■ EXTRACTED ENTRIES:

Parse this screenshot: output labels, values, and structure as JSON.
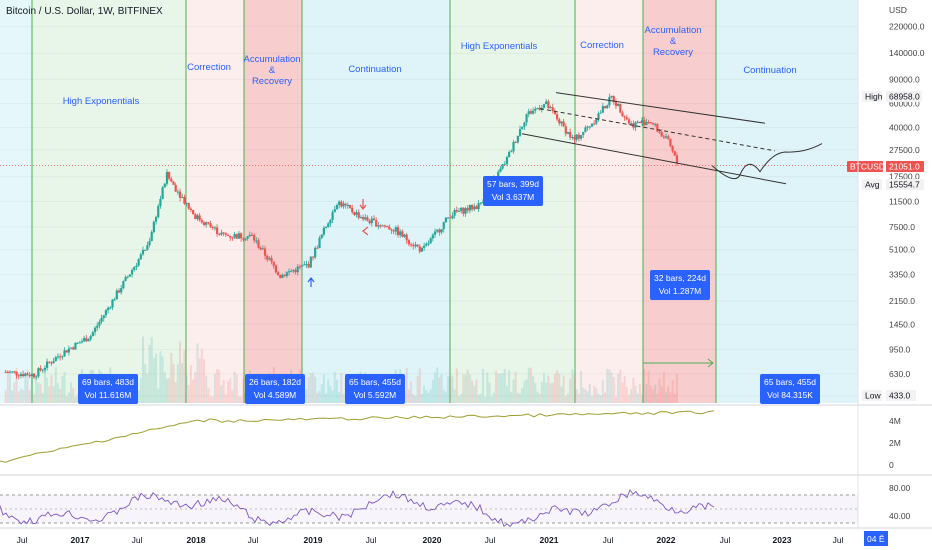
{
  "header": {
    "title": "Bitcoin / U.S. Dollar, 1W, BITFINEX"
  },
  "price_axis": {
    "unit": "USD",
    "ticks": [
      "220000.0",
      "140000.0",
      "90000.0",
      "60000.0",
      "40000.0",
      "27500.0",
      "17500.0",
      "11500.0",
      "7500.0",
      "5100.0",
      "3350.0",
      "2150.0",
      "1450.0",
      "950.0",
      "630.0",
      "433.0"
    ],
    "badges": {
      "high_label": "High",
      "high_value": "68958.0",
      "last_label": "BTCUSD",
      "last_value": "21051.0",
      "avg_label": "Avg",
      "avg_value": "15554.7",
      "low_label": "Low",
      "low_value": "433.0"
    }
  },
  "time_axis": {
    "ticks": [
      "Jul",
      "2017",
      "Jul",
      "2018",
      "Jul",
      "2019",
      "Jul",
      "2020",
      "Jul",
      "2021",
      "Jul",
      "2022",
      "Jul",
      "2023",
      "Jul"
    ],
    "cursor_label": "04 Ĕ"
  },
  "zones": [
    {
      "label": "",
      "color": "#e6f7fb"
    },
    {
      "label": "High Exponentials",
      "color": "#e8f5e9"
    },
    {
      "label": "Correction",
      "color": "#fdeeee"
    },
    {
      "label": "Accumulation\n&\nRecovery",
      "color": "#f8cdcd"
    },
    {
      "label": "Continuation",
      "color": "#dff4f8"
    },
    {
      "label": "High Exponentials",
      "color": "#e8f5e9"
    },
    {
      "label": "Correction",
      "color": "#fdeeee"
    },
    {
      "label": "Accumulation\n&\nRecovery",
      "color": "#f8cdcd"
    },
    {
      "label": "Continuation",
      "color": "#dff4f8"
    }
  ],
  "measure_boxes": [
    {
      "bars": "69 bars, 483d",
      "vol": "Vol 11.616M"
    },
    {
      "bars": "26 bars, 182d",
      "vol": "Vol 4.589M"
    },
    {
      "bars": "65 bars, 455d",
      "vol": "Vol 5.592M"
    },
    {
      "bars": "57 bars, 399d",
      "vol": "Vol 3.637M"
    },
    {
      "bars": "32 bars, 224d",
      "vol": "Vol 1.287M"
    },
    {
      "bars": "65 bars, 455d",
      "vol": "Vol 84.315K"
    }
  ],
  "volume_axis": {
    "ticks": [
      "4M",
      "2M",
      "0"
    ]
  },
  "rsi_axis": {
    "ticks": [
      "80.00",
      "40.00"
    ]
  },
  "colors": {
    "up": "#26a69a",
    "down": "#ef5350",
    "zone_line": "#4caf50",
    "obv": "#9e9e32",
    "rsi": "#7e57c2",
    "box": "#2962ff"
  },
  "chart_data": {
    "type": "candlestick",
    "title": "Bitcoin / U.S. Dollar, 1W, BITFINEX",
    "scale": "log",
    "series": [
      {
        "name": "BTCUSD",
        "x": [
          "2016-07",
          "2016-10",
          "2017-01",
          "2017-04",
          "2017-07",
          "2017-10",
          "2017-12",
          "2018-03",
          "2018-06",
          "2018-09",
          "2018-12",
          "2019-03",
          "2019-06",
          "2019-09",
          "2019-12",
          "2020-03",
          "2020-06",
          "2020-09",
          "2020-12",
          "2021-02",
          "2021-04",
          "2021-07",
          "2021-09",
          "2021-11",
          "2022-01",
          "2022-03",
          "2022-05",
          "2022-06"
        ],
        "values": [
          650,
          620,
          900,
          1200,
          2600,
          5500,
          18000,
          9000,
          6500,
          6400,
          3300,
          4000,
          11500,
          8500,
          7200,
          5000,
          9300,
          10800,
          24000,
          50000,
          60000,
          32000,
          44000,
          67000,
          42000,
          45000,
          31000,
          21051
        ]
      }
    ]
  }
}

■ WRITTEN EXERCISE: Write down only how many lines in the listing contain the word "Bitcoin".

■ SOLUTION TO THIS TASK: 2